→ YOUR TASK
Write out all of the entries exactly, please.

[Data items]
= = = =

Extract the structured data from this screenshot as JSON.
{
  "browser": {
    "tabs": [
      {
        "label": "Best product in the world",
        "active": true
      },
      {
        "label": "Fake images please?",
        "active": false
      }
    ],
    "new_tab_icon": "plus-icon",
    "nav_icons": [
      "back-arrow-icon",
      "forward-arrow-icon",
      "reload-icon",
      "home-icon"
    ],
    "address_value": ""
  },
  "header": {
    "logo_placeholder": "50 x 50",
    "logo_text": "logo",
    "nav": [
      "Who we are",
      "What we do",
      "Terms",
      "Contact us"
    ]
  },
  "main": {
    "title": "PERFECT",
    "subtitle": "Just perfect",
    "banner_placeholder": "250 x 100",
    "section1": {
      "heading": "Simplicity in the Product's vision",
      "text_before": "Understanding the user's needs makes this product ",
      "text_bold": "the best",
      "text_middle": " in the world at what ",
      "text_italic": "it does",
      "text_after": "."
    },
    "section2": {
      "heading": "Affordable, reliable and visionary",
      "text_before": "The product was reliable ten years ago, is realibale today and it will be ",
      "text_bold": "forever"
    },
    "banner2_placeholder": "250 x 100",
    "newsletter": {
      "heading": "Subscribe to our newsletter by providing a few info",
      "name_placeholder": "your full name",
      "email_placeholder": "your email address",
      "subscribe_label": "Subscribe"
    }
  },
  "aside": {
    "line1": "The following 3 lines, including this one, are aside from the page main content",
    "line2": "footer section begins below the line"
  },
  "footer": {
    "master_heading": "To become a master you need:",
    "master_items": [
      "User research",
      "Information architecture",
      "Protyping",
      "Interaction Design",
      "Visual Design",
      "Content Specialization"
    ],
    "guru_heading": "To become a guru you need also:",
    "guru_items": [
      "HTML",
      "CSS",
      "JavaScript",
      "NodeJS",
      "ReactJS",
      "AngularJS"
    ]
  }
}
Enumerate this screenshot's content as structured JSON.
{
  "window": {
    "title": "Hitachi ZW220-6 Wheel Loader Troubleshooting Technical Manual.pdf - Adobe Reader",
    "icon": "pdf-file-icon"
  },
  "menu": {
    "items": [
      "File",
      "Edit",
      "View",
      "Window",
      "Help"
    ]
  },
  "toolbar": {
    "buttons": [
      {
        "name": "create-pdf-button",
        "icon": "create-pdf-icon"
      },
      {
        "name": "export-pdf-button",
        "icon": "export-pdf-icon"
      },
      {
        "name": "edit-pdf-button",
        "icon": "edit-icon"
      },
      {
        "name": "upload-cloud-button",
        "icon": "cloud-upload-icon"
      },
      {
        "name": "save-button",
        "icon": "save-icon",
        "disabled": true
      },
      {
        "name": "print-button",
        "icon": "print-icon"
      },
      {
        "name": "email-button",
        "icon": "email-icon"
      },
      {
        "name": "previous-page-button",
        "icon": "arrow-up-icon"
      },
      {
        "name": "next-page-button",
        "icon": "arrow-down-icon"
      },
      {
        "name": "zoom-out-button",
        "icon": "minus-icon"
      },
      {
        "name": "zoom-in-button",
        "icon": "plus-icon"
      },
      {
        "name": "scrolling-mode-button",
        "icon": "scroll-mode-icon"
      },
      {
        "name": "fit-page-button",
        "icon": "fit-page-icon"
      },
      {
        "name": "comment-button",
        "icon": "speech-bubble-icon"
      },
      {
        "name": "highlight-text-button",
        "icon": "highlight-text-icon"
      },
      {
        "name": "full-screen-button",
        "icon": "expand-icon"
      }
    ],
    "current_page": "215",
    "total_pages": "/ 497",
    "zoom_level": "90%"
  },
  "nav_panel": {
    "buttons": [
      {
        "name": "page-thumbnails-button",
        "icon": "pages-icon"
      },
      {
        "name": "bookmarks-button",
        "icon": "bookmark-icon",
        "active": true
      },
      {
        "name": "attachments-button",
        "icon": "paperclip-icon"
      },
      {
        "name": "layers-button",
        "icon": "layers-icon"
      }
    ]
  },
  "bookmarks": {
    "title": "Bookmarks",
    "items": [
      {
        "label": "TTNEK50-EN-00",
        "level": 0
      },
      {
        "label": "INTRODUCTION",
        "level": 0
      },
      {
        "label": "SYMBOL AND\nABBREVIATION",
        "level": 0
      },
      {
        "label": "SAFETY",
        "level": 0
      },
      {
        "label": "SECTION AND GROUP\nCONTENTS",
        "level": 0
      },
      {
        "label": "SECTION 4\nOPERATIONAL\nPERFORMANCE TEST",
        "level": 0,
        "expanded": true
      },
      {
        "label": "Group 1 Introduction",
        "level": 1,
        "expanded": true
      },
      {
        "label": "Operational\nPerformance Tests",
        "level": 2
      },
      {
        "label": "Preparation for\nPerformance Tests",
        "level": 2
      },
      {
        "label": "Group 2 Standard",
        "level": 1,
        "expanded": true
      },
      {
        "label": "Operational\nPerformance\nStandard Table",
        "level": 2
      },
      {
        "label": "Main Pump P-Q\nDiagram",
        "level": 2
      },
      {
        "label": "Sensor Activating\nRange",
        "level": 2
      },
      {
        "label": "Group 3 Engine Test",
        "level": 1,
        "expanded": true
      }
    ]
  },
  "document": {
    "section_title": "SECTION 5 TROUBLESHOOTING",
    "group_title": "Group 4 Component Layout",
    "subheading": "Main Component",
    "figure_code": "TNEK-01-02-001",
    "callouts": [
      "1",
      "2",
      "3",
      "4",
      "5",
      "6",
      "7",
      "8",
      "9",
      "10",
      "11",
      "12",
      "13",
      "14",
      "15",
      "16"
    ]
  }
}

= = = =

→ RESULT OF THIS EXERCISE
Extract the structured data from this screenshot as JSON.
{
  "browser": {
    "tabs": [
      {
        "label": "Best product in the world",
        "active": true
      },
      {
        "label": "Fake images please?",
        "active": false
      }
    ],
    "new_tab_icon": "plus-icon",
    "nav_icons": [
      "back-arrow-icon",
      "forward-arrow-icon",
      "reload-icon",
      "home-icon"
    ],
    "address_value": ""
  },
  "header": {
    "logo_placeholder": "50 x 50",
    "logo_text": "logo",
    "nav": [
      "Who we are",
      "What we do",
      "Terms",
      "Contact us"
    ]
  },
  "main": {
    "title": "PERFECT",
    "subtitle": "Just perfect",
    "banner_placeholder": "250 x 100",
    "section1": {
      "heading": "Simplicity in the Product's vision",
      "text_before": "Understanding the user's needs makes this product ",
      "text_bold": "the best",
      "text_middle": " in the world at what ",
      "text_italic": "it does",
      "text_after": "."
    },
    "section2": {
      "heading": "Affordable, reliable and visionary",
      "text_before": "The product was reliable ten years ago, is realibale today and it will be ",
      "text_bold": "forever"
    },
    "banner2_placeholder": "250 x 100",
    "newsletter": {
      "heading": "Subscribe to our newsletter by providing a few info",
      "name_placeholder": "your full name",
      "email_placeholder": "your email address",
      "subscribe_label": "Subscribe"
    }
  },
  "aside": {
    "line1": "The following 3 lines, including this one, are aside from the page main content",
    "line2": "footer section begins below the line"
  },
  "footer": {
    "master_heading": "To become a master you need:",
    "master_items": [
      "User research",
      "Information architecture",
      "Protyping",
      "Interaction Design",
      "Visual Design",
      "Content Specialization"
    ],
    "guru_heading": "To become a guru you need also:",
    "guru_items": [
      "HTML",
      "CSS",
      "JavaScript",
      "NodeJS",
      "ReactJS",
      "AngularJS"
    ]
  }
}
Enumerate this screenshot's content as structured JSON.
{
  "window": {
    "title": "Hitachi ZW220-6 Wheel Loader Troubleshooting Technical Manual.pdf - Adobe Reader",
    "icon": "pdf-file-icon"
  },
  "menu": {
    "items": [
      "File",
      "Edit",
      "View",
      "Window",
      "Help"
    ]
  },
  "toolbar": {
    "buttons": [
      {
        "name": "create-pdf-button",
        "icon": "create-pdf-icon"
      },
      {
        "name": "export-pdf-button",
        "icon": "export-pdf-icon"
      },
      {
        "name": "edit-pdf-button",
        "icon": "edit-icon"
      },
      {
        "name": "upload-cloud-button",
        "icon": "cloud-upload-icon"
      },
      {
        "name": "save-button",
        "icon": "save-icon",
        "disabled": true
      },
      {
        "name": "print-button",
        "icon": "print-icon"
      },
      {
        "name": "email-button",
        "icon": "email-icon"
      },
      {
        "name": "previous-page-button",
        "icon": "arrow-up-icon"
      },
      {
        "name": "next-page-button",
        "icon": "arrow-down-icon"
      },
      {
        "name": "zoom-out-button",
        "icon": "minus-icon"
      },
      {
        "name": "zoom-in-button",
        "icon": "plus-icon"
      },
      {
        "name": "scrolling-mode-button",
        "icon": "scroll-mode-icon"
      },
      {
        "name": "fit-page-button",
        "icon": "fit-page-icon"
      },
      {
        "name": "comment-button",
        "icon": "speech-bubble-icon"
      },
      {
        "name": "highlight-text-button",
        "icon": "highlight-text-icon"
      },
      {
        "name": "full-screen-button",
        "icon": "expand-icon"
      }
    ],
    "current_page": "215",
    "total_pages": "/ 497",
    "zoom_level": "90%"
  },
  "nav_panel": {
    "buttons": [
      {
        "name": "page-thumbnails-button",
        "icon": "pages-icon"
      },
      {
        "name": "bookmarks-button",
        "icon": "bookmark-icon",
        "active": true
      },
      {
        "name": "attachments-button",
        "icon": "paperclip-icon"
      },
      {
        "name": "layers-button",
        "icon": "layers-icon"
      }
    ]
  },
  "bookmarks": {
    "title": "Bookmarks",
    "items": [
      {
        "label": "TTNEK50-EN-00",
        "level": 0
      },
      {
        "label": "INTRODUCTION",
        "level": 0
      },
      {
        "label": "SYMBOL AND\nABBREVIATION",
        "level": 0
      },
      {
        "label": "SAFETY",
        "level": 0
      },
      {
        "label": "SECTION AND GROUP\nCONTENTS",
        "level": 0
      },
      {
        "label": "SECTION 4\nOPERATIONAL\nPERFORMANCE TEST",
        "level": 0,
        "expanded": true
      },
      {
        "label": "Group 1 Introduction",
        "level": 1,
        "expanded": true
      },
      {
        "label": "Operational\nPerformance Tests",
        "level": 2
      },
      {
        "label": "Preparation for\nPerformance Tests",
        "level": 2
      },
      {
        "label": "Group 2 Standard",
        "level": 1,
        "expanded": true
      },
      {
        "label": "Operational\nPerformance\nStandard Table",
        "level": 2
      },
      {
        "label": "Main Pump P-Q\nDiagram",
        "level": 2
      },
      {
        "label": "Sensor Activating\nRange",
        "level": 2
      },
      {
        "label": "Group 3 Engine Test",
        "level": 1,
        "expanded": true
      }
    ]
  },
  "document": {
    "section_title": "SECTION 5 TROUBLESHOOTING",
    "group_title": "Group 4 Component Layout",
    "subheading": "Main Component",
    "figure_code": "TNEK-01-02-001",
    "callouts": [
      "1",
      "2",
      "3",
      "4",
      "5",
      "6",
      "7",
      "8",
      "9",
      "10",
      "11",
      "12",
      "13",
      "14",
      "15",
      "16"
    ]
  }
}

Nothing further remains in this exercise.